**Job:** Report only the number of lines in the records that contain the word "name".

──────── Information shown ────────

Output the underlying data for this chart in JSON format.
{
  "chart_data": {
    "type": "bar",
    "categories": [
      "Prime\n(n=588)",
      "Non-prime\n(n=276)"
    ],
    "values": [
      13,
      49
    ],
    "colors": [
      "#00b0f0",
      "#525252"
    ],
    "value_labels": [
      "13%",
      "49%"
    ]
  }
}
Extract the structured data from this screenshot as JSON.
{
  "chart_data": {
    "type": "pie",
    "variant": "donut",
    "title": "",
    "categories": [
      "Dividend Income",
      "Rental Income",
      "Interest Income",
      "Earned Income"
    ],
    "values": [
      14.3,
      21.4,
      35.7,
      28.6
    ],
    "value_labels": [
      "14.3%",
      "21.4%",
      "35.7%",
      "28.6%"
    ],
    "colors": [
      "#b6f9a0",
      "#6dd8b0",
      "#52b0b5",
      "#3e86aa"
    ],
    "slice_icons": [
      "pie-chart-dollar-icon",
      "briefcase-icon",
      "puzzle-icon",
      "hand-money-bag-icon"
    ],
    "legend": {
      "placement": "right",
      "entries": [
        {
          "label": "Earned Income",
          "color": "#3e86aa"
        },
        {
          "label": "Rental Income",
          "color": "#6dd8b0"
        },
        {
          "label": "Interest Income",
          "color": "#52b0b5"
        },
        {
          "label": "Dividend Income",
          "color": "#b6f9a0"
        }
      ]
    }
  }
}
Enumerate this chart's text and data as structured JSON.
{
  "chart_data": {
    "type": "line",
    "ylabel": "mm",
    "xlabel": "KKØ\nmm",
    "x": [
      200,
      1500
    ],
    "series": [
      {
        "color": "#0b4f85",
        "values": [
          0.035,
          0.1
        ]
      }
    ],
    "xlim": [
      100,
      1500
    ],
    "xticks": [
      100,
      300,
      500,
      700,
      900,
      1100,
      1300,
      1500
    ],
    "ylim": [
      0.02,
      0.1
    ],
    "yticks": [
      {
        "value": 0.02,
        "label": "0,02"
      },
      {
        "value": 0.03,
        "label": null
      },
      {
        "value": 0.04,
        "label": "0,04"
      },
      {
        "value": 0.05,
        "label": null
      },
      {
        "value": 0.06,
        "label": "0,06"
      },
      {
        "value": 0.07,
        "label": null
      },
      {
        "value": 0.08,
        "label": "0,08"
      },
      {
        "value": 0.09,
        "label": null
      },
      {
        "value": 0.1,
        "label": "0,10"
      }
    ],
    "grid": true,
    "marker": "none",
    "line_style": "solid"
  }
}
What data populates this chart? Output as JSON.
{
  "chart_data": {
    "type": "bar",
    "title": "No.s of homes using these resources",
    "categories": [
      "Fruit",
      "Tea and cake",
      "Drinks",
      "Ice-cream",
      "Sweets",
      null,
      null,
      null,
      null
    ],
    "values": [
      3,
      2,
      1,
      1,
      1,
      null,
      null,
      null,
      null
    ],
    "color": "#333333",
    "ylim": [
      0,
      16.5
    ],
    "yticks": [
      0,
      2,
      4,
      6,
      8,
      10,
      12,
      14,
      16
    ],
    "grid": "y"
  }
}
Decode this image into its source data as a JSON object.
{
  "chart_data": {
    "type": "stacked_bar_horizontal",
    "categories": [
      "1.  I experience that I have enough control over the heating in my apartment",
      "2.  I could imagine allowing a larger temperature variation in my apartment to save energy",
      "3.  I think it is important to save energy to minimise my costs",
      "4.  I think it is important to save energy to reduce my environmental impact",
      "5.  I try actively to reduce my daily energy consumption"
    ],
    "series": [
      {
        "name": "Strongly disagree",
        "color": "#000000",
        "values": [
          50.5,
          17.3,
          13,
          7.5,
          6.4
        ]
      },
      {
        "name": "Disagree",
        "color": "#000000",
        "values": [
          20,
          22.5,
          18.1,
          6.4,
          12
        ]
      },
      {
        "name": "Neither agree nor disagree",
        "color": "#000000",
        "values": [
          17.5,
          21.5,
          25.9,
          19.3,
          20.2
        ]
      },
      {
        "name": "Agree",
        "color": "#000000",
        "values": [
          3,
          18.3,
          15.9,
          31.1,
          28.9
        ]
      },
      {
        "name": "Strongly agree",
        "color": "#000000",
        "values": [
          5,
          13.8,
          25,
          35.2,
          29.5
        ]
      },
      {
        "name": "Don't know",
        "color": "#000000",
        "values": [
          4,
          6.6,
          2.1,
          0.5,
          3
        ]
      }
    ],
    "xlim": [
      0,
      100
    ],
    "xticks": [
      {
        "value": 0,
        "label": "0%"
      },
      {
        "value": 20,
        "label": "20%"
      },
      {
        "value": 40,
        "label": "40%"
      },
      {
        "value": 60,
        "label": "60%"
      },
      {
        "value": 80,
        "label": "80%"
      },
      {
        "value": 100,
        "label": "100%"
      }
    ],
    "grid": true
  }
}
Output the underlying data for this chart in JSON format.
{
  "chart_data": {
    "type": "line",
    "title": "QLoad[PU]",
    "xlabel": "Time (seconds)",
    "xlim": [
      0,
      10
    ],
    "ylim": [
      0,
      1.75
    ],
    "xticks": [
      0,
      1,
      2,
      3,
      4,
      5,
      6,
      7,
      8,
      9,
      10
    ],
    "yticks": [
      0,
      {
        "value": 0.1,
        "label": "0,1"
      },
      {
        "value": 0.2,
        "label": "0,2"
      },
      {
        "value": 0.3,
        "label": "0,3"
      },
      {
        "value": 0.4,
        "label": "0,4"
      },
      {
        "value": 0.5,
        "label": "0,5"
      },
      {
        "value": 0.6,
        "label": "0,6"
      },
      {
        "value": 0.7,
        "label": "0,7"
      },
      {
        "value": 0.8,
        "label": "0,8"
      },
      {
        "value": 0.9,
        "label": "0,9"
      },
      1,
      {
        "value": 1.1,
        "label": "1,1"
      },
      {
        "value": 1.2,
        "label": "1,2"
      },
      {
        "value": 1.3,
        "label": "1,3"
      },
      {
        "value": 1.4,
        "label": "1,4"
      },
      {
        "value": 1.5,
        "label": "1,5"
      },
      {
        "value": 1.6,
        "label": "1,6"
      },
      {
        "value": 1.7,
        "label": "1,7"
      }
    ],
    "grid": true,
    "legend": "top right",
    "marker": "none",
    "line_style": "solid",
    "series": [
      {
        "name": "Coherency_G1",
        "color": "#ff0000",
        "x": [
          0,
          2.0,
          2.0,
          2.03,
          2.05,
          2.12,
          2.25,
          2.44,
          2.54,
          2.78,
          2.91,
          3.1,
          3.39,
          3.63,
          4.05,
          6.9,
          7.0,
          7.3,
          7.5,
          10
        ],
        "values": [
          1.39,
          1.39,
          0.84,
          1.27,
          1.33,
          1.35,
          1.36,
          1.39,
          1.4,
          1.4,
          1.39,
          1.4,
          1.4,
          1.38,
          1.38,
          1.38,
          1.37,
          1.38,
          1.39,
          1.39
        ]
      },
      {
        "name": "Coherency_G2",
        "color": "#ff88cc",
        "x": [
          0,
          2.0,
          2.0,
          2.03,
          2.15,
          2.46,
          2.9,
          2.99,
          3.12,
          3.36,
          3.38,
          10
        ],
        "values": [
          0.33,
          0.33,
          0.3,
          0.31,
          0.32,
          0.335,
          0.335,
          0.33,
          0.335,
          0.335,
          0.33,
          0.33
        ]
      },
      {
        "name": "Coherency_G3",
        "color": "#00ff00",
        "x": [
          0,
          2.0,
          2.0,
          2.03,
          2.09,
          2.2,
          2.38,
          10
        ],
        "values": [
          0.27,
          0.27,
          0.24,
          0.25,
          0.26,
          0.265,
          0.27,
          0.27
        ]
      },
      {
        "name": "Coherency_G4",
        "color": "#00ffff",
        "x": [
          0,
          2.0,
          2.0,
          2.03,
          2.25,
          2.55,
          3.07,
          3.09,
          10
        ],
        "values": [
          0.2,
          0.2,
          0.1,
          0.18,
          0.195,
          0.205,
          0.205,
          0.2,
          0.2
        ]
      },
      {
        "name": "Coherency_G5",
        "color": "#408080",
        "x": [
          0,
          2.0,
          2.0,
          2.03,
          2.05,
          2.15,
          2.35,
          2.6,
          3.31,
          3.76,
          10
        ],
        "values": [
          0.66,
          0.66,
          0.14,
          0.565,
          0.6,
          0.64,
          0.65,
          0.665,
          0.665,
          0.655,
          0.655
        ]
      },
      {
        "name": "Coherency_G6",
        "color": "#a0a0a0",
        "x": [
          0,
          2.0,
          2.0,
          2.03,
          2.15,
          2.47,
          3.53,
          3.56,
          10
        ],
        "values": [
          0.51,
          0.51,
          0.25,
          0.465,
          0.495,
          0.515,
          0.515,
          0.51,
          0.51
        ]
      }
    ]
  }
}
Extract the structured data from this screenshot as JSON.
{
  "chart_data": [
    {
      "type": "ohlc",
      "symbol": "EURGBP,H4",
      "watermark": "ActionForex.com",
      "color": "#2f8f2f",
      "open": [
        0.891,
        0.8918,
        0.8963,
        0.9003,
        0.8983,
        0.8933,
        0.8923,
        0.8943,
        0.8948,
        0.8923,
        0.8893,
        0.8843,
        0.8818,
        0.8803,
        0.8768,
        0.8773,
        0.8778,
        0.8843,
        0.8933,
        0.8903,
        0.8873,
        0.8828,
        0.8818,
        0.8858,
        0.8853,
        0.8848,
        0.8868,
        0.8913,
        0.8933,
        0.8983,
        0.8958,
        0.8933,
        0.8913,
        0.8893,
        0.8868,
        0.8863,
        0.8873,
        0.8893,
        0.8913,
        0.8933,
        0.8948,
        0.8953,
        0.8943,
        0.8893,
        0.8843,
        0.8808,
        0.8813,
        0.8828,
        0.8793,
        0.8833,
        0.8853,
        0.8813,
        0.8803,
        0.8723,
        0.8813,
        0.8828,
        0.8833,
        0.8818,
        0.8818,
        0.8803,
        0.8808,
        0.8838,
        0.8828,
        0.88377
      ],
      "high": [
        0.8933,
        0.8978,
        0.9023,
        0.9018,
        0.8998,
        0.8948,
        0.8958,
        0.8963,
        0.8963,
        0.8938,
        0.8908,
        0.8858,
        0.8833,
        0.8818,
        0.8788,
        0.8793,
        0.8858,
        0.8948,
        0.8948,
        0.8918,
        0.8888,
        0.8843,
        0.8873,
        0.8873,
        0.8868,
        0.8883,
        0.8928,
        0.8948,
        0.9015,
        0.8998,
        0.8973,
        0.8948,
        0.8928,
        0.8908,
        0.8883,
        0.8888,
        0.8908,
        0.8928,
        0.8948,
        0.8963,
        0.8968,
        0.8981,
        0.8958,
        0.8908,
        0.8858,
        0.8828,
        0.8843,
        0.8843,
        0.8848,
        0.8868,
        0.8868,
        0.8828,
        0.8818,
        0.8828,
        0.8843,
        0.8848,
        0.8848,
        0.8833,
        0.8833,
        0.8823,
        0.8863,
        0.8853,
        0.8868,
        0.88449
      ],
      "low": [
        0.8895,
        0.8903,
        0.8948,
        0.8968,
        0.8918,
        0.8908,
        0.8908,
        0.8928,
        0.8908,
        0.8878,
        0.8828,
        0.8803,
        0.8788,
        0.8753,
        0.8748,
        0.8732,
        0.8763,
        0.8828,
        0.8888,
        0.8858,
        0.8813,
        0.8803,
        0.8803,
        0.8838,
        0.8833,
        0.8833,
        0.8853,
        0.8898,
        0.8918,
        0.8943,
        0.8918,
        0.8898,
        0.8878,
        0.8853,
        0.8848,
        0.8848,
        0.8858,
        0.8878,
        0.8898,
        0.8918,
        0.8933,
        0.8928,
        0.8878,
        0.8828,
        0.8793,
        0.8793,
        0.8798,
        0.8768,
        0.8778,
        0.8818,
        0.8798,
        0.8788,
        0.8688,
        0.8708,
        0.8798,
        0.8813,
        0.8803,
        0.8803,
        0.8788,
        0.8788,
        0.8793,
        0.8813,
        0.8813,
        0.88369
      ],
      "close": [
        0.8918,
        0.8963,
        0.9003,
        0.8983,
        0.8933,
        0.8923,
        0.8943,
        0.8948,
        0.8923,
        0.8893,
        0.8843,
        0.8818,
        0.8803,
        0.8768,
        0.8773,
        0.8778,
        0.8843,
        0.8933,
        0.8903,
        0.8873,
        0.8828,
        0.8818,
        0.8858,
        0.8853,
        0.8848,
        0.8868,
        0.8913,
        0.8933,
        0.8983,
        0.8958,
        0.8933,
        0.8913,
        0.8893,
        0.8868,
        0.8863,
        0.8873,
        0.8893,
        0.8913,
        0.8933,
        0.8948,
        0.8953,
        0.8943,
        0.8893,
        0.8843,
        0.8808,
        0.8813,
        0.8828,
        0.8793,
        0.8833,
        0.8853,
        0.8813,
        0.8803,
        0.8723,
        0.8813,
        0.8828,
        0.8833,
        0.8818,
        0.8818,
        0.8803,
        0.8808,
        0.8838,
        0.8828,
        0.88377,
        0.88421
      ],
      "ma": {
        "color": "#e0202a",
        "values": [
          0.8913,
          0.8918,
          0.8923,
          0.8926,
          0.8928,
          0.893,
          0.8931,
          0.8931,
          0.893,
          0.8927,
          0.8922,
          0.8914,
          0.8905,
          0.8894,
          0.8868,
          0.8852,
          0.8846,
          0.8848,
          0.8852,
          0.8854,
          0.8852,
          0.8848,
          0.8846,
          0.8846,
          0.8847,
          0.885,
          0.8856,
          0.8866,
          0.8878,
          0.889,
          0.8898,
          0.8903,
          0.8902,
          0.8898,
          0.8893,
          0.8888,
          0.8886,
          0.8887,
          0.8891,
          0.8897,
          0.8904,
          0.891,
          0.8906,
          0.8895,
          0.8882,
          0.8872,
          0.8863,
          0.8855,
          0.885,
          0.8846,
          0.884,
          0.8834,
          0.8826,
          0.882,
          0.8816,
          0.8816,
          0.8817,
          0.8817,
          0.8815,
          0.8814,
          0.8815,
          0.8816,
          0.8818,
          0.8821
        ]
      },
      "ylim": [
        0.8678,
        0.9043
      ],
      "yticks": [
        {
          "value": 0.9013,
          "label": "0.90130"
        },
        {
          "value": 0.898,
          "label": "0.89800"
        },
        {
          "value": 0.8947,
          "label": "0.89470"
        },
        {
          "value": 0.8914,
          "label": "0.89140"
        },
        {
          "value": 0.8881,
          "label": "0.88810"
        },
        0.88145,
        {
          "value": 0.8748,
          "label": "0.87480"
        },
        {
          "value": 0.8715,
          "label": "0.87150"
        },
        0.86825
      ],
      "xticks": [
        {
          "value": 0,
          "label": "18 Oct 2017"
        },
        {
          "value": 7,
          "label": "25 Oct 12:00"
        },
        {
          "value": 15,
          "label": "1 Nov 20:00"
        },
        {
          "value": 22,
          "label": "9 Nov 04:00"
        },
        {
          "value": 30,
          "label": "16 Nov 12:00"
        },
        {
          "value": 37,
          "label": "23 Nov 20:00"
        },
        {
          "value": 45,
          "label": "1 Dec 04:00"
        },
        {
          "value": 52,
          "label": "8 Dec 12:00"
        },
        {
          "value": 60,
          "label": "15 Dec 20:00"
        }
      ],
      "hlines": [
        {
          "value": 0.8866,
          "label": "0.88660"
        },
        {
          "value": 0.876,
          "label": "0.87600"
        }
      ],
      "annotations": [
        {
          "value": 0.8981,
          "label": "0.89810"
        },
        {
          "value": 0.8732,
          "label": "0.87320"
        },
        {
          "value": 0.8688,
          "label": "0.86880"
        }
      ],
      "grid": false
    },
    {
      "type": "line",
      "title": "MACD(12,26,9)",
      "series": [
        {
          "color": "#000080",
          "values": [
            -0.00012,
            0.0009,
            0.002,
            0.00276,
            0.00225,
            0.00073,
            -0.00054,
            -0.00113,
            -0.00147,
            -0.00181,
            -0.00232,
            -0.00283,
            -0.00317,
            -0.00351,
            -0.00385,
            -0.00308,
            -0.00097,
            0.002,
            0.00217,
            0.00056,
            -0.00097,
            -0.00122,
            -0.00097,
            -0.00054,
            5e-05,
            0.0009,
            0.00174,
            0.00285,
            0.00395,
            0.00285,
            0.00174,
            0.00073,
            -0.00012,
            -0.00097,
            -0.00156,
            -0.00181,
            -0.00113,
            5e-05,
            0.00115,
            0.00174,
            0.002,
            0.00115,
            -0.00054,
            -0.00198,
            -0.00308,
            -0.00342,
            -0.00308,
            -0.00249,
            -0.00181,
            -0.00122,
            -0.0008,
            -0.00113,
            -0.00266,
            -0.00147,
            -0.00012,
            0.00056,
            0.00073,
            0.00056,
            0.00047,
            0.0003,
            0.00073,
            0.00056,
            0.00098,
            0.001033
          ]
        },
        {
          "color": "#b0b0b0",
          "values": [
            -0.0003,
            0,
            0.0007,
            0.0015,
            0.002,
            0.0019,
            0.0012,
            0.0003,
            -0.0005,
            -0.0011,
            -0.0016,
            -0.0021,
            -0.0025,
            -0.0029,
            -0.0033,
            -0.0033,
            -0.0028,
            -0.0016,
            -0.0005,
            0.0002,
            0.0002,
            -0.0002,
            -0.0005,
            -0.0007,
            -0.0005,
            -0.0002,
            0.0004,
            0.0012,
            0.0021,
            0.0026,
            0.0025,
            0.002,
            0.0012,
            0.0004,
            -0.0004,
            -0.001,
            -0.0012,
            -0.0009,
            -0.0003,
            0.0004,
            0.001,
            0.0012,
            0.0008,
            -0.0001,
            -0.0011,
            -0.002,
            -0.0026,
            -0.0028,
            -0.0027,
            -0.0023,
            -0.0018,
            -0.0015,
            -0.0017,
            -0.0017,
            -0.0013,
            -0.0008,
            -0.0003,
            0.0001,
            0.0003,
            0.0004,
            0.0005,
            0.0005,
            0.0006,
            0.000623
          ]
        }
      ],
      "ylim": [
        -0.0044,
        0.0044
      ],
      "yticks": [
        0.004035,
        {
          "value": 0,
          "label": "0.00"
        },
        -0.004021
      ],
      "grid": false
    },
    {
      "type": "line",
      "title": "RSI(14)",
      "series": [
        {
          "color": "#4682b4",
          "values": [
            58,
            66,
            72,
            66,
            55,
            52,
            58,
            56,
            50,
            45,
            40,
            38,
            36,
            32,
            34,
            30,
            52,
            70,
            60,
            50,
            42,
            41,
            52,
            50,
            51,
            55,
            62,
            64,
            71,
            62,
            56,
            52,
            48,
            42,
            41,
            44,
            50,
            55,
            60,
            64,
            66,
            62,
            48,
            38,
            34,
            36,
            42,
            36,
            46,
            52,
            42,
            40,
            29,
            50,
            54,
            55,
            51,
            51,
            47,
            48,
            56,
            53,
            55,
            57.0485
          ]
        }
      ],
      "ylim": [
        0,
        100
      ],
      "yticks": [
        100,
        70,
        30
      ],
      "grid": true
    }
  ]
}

────────

**Solution below:** 12